RECORDS PROVIDED:

_____

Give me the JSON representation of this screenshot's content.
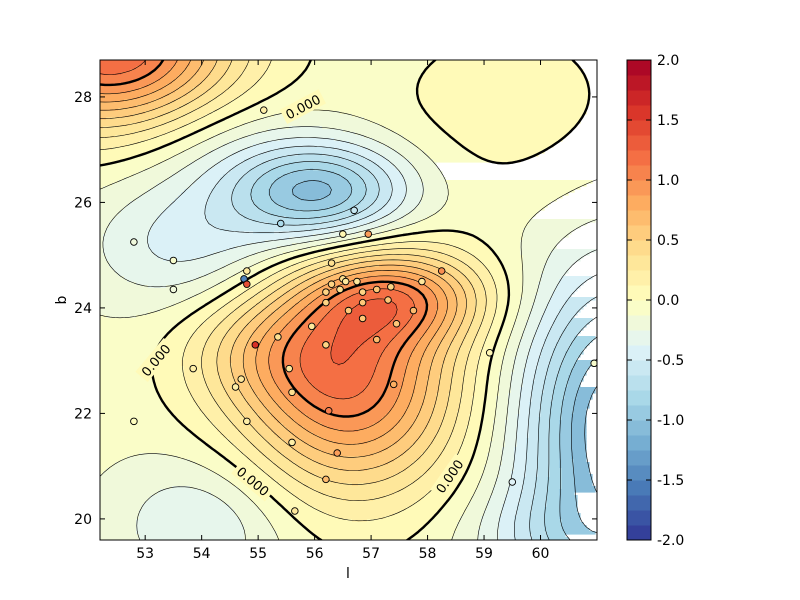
{
  "chart_data": {
    "type": "contour",
    "title": "",
    "xlabel": "l",
    "ylabel": "b",
    "xlim": [
      52.2,
      61.0
    ],
    "ylim": [
      19.6,
      28.7
    ],
    "x_ticks": [
      53,
      54,
      55,
      56,
      57,
      58,
      59,
      60
    ],
    "y_ticks": [
      20,
      22,
      24,
      26,
      28
    ],
    "colorbar": {
      "min": -2.0,
      "max": 2.0,
      "ticks": [
        "-2.0",
        "-1.5",
        "-1.0",
        "-0.5",
        "0.0",
        "0.5",
        "1.0",
        "1.5",
        "2.0"
      ],
      "colormap": "RdYlBu_r"
    },
    "contour_labels": [
      {
        "text": "0.000",
        "l": 55.8,
        "b": 27.8
      },
      {
        "text": "0.000",
        "l": 53.2,
        "b": 23.0
      },
      {
        "text": "0.000",
        "l": 54.9,
        "b": 20.7
      },
      {
        "text": "0.000",
        "l": 58.4,
        "b": 20.8
      }
    ],
    "points": [
      {
        "l": 55.1,
        "b": 27.75,
        "v": 0.2
      },
      {
        "l": 52.8,
        "b": 25.25,
        "v": -0.2
      },
      {
        "l": 53.5,
        "b": 24.9,
        "v": -0.1
      },
      {
        "l": 53.5,
        "b": 24.35,
        "v": -0.2
      },
      {
        "l": 55.4,
        "b": 25.6,
        "v": -0.8
      },
      {
        "l": 56.7,
        "b": 25.85,
        "v": -0.6
      },
      {
        "l": 56.5,
        "b": 25.4,
        "v": 0.1
      },
      {
        "l": 56.95,
        "b": 25.4,
        "v": 0.9
      },
      {
        "l": 54.8,
        "b": 24.7,
        "v": 0.3
      },
      {
        "l": 54.75,
        "b": 24.55,
        "v": -1.5
      },
      {
        "l": 54.8,
        "b": 24.45,
        "v": 1.4
      },
      {
        "l": 56.3,
        "b": 24.85,
        "v": 0.4
      },
      {
        "l": 56.5,
        "b": 24.55,
        "v": 0.4
      },
      {
        "l": 56.55,
        "b": 24.5,
        "v": 0.3
      },
      {
        "l": 56.75,
        "b": 24.5,
        "v": 0.3
      },
      {
        "l": 56.3,
        "b": 24.45,
        "v": 0.5
      },
      {
        "l": 56.45,
        "b": 24.35,
        "v": 0.4
      },
      {
        "l": 56.2,
        "b": 24.3,
        "v": 0.5
      },
      {
        "l": 56.85,
        "b": 24.3,
        "v": 0.5
      },
      {
        "l": 57.1,
        "b": 24.35,
        "v": 0.6
      },
      {
        "l": 57.35,
        "b": 24.4,
        "v": 0.5
      },
      {
        "l": 57.9,
        "b": 24.5,
        "v": 0.3
      },
      {
        "l": 58.25,
        "b": 24.7,
        "v": 1.0
      },
      {
        "l": 56.2,
        "b": 24.1,
        "v": 0.5
      },
      {
        "l": 56.85,
        "b": 24.1,
        "v": 0.6
      },
      {
        "l": 57.3,
        "b": 24.15,
        "v": 0.6
      },
      {
        "l": 56.6,
        "b": 23.95,
        "v": 0.6
      },
      {
        "l": 57.75,
        "b": 23.95,
        "v": 0.7
      },
      {
        "l": 56.85,
        "b": 23.8,
        "v": 0.6
      },
      {
        "l": 57.45,
        "b": 23.7,
        "v": 0.6
      },
      {
        "l": 55.95,
        "b": 23.65,
        "v": 0.3
      },
      {
        "l": 55.35,
        "b": 23.45,
        "v": 0.4
      },
      {
        "l": 57.1,
        "b": 23.4,
        "v": 0.7
      },
      {
        "l": 54.95,
        "b": 23.3,
        "v": 1.6
      },
      {
        "l": 56.2,
        "b": 23.3,
        "v": 0.5
      },
      {
        "l": 59.1,
        "b": 23.15,
        "v": 0.1
      },
      {
        "l": 53.85,
        "b": 22.85,
        "v": 0.2
      },
      {
        "l": 55.55,
        "b": 22.85,
        "v": 0.3
      },
      {
        "l": 54.7,
        "b": 22.65,
        "v": 0.3
      },
      {
        "l": 54.6,
        "b": 22.5,
        "v": 0.2
      },
      {
        "l": 57.4,
        "b": 22.55,
        "v": 0.8
      },
      {
        "l": 55.6,
        "b": 22.4,
        "v": 0.4
      },
      {
        "l": 56.25,
        "b": 22.05,
        "v": 1.1
      },
      {
        "l": 52.8,
        "b": 21.85,
        "v": 0.0
      },
      {
        "l": 54.8,
        "b": 21.85,
        "v": 0.2
      },
      {
        "l": 55.6,
        "b": 21.45,
        "v": 0.2
      },
      {
        "l": 56.4,
        "b": 21.25,
        "v": 0.9
      },
      {
        "l": 56.2,
        "b": 20.75,
        "v": 0.7
      },
      {
        "l": 59.5,
        "b": 20.7,
        "v": -0.4
      },
      {
        "l": 55.65,
        "b": 20.15,
        "v": 0.3
      },
      {
        "l": 60.95,
        "b": 22.95,
        "v": -0.1
      }
    ]
  }
}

_____

CHALLENGE: Go through the entries above and print each one exactly, minus the pictures.

ANSWER TO THE TASK:
Give me the JSON representation of this screenshot's content.
{
  "chart_data": {
    "type": "contour",
    "title": "",
    "xlabel": "l",
    "ylabel": "b",
    "xlim": [
      52.2,
      61.0
    ],
    "ylim": [
      19.6,
      28.7
    ],
    "x_ticks": [
      53,
      54,
      55,
      56,
      57,
      58,
      59,
      60
    ],
    "y_ticks": [
      20,
      22,
      24,
      26,
      28
    ],
    "colorbar": {
      "min": -2.0,
      "max": 2.0,
      "ticks": [
        "-2.0",
        "-1.5",
        "-1.0",
        "-0.5",
        "0.0",
        "0.5",
        "1.0",
        "1.5",
        "2.0"
      ],
      "colormap": "RdYlBu_r"
    },
    "contour_labels": [
      {
        "text": "0.000",
        "l": 55.8,
        "b": 27.8
      },
      {
        "text": "0.000",
        "l": 53.2,
        "b": 23.0
      },
      {
        "text": "0.000",
        "l": 54.9,
        "b": 20.7
      },
      {
        "text": "0.000",
        "l": 58.4,
        "b": 20.8
      }
    ],
    "points": [
      {
        "l": 55.1,
        "b": 27.75,
        "v": 0.2
      },
      {
        "l": 52.8,
        "b": 25.25,
        "v": -0.2
      },
      {
        "l": 53.5,
        "b": 24.9,
        "v": -0.1
      },
      {
        "l": 53.5,
        "b": 24.35,
        "v": -0.2
      },
      {
        "l": 55.4,
        "b": 25.6,
        "v": -0.8
      },
      {
        "l": 56.7,
        "b": 25.85,
        "v": -0.6
      },
      {
        "l": 56.5,
        "b": 25.4,
        "v": 0.1
      },
      {
        "l": 56.95,
        "b": 25.4,
        "v": 0.9
      },
      {
        "l": 54.8,
        "b": 24.7,
        "v": 0.3
      },
      {
        "l": 54.75,
        "b": 24.55,
        "v": -1.5
      },
      {
        "l": 54.8,
        "b": 24.45,
        "v": 1.4
      },
      {
        "l": 56.3,
        "b": 24.85,
        "v": 0.4
      },
      {
        "l": 56.5,
        "b": 24.55,
        "v": 0.4
      },
      {
        "l": 56.55,
        "b": 24.5,
        "v": 0.3
      },
      {
        "l": 56.75,
        "b": 24.5,
        "v": 0.3
      },
      {
        "l": 56.3,
        "b": 24.45,
        "v": 0.5
      },
      {
        "l": 56.45,
        "b": 24.35,
        "v": 0.4
      },
      {
        "l": 56.2,
        "b": 24.3,
        "v": 0.5
      },
      {
        "l": 56.85,
        "b": 24.3,
        "v": 0.5
      },
      {
        "l": 57.1,
        "b": 24.35,
        "v": 0.6
      },
      {
        "l": 57.35,
        "b": 24.4,
        "v": 0.5
      },
      {
        "l": 57.9,
        "b": 24.5,
        "v": 0.3
      },
      {
        "l": 58.25,
        "b": 24.7,
        "v": 1.0
      },
      {
        "l": 56.2,
        "b": 24.1,
        "v": 0.5
      },
      {
        "l": 56.85,
        "b": 24.1,
        "v": 0.6
      },
      {
        "l": 57.3,
        "b": 24.15,
        "v": 0.6
      },
      {
        "l": 56.6,
        "b": 23.95,
        "v": 0.6
      },
      {
        "l": 57.75,
        "b": 23.95,
        "v": 0.7
      },
      {
        "l": 56.85,
        "b": 23.8,
        "v": 0.6
      },
      {
        "l": 57.45,
        "b": 23.7,
        "v": 0.6
      },
      {
        "l": 55.95,
        "b": 23.65,
        "v": 0.3
      },
      {
        "l": 55.35,
        "b": 23.45,
        "v": 0.4
      },
      {
        "l": 57.1,
        "b": 23.4,
        "v": 0.7
      },
      {
        "l": 54.95,
        "b": 23.3,
        "v": 1.6
      },
      {
        "l": 56.2,
        "b": 23.3,
        "v": 0.5
      },
      {
        "l": 59.1,
        "b": 23.15,
        "v": 0.1
      },
      {
        "l": 53.85,
        "b": 22.85,
        "v": 0.2
      },
      {
        "l": 55.55,
        "b": 22.85,
        "v": 0.3
      },
      {
        "l": 54.7,
        "b": 22.65,
        "v": 0.3
      },
      {
        "l": 54.6,
        "b": 22.5,
        "v": 0.2
      },
      {
        "l": 57.4,
        "b": 22.55,
        "v": 0.8
      },
      {
        "l": 55.6,
        "b": 22.4,
        "v": 0.4
      },
      {
        "l": 56.25,
        "b": 22.05,
        "v": 1.1
      },
      {
        "l": 52.8,
        "b": 21.85,
        "v": 0.0
      },
      {
        "l": 54.8,
        "b": 21.85,
        "v": 0.2
      },
      {
        "l": 55.6,
        "b": 21.45,
        "v": 0.2
      },
      {
        "l": 56.4,
        "b": 21.25,
        "v": 0.9
      },
      {
        "l": 56.2,
        "b": 20.75,
        "v": 0.7
      },
      {
        "l": 59.5,
        "b": 20.7,
        "v": -0.4
      },
      {
        "l": 55.65,
        "b": 20.15,
        "v": 0.3
      },
      {
        "l": 60.95,
        "b": 22.95,
        "v": -0.1
      }
    ]
  }
}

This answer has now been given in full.